- **Problem to solve**
Find the lines with the string "zawodowe" and return them.

- **Stored data**
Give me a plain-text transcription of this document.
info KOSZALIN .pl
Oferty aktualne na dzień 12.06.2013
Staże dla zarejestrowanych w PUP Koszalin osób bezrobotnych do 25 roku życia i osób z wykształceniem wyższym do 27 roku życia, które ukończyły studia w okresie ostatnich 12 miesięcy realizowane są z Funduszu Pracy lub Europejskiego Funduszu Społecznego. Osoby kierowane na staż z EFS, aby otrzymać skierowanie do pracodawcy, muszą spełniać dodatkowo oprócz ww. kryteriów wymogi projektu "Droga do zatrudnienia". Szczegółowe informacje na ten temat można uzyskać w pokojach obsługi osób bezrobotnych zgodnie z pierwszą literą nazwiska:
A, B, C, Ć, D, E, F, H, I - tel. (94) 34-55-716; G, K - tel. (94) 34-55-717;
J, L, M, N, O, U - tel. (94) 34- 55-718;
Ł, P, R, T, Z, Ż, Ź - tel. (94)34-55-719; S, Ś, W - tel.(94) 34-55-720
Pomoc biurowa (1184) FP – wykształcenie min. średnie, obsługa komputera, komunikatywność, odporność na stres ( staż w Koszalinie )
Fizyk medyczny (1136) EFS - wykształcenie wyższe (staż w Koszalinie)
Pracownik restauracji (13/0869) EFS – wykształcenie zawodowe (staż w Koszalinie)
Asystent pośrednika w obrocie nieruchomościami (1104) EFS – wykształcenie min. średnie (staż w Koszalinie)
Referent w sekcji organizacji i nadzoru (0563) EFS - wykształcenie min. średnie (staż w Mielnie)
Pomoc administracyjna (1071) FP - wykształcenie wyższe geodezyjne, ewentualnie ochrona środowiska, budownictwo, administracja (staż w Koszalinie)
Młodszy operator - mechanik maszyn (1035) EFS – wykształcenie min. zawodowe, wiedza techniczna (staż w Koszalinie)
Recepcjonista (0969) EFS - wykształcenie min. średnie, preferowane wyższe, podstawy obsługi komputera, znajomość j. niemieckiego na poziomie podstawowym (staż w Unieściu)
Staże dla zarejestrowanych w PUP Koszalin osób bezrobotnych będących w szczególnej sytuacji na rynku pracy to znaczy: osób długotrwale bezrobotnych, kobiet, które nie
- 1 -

- **Finished exercise**
Pracownik restauracji (13/0869) EFS – wykształcenie zawodowe (staż w Koszalinie)
Młodszy operator - mechanik maszyn (1035) EFS – wykształcenie min. zawodowe, wiedza techniczna (staż w Koszalinie)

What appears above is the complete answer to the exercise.